The entries below are to be transcribed in full, without their images.

- **EXERCISE MATERIAL**:

▼▼▼

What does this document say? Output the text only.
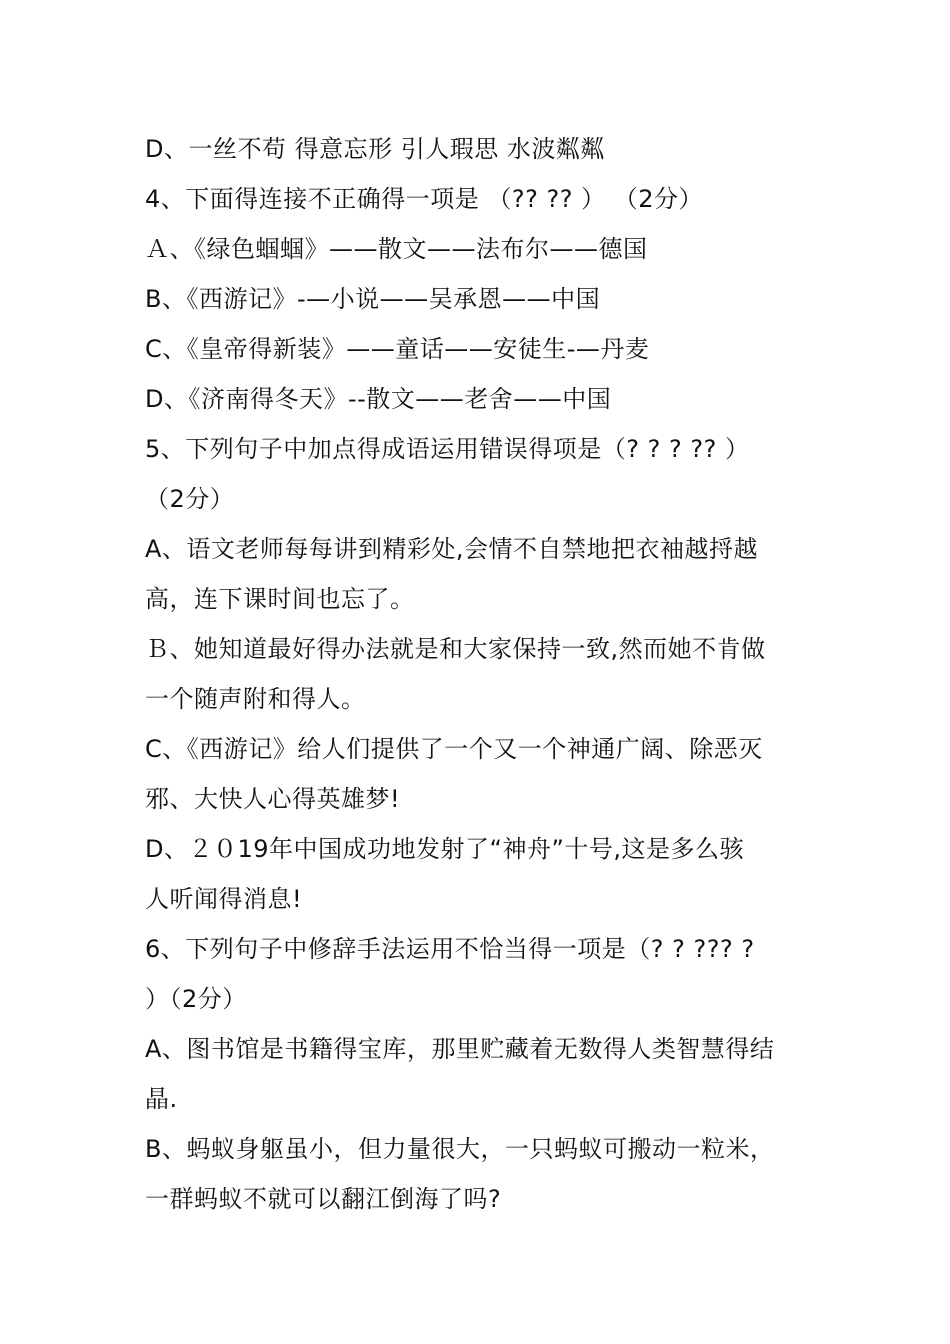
D、一丝不苟 得意忘形 引人瑕思 水波粼粼
4、下面得连接不正确得一项是 （?? ?? ） （2分）
Ａ、《绿色蝈蝈》——散文——法布尔——德国
B、《西游记》-—小说——吴承恩——中国
C、《皇帝得新装》——童话——安徒生-—丹麦
D、《济南得冬天》--散文——老舍——中国
5、下列句子中加点得成语运用错误得项是（? ? ? ?? ）
（2分）
A、语文老师每每讲到精彩处,会情不自禁地把衣袖越捋越
高，连下课时间也忘了。
Ｂ、她知道最好得办法就是和大家保持一致,然而她不肯做
一个随声附和得人。
C、《西游记》给人们提供了一个又一个神通广阔、除恶灭
邪、大快人心得英雄梦!
D、２０19年中国成功地发射了“神舟”十号,这是多么骇
人听闻得消息!
6、下列句子中修辞手法运用不恰当得一项是（? ? ??? ?
）（2分）
A、图书馆是书籍得宝库，那里贮藏着无数得人类智慧得结
晶.
B、蚂蚁身躯虽小，但力量很大，一只蚂蚁可搬动一粒米，
一群蚂蚁不就可以翻江倒海了吗?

▲▲▲

- **REPLY**:
What does this document say? Output the text only.
D、一丝不苟 得意忘形 引人瑕思 水波粼粼
4、下面得连接不正确得一项是 （?? ?? ） （2分）
Ａ、《绿色蝈蝈》——散文——法布尔——德国
B、《西游记》-—小说——吴承恩——中国
C、《皇帝得新装》——童话——安徒生-—丹麦
D、《济南得冬天》--散文——老舍——中国
5、下列句子中加点得成语运用错误得项是（? ? ? ?? ）
（2分）
A、语文老师每每讲到精彩处,会情不自禁地把衣袖越捋越
高，连下课时间也忘了。
Ｂ、她知道最好得办法就是和大家保持一致,然而她不肯做
一个随声附和得人。
C、《西游记》给人们提供了一个又一个神通广阔、除恶灭
邪、大快人心得英雄梦!
D、２０19年中国成功地发射了“神舟”十号,这是多么骇
人听闻得消息!
6、下列句子中修辞手法运用不恰当得一项是（? ? ??? ?
）（2分）
A、图书馆是书籍得宝库，那里贮藏着无数得人类智慧得结
晶.
B、蚂蚁身躯虽小，但力量很大，一只蚂蚁可搬动一粒米，
一群蚂蚁不就可以翻江倒海了吗?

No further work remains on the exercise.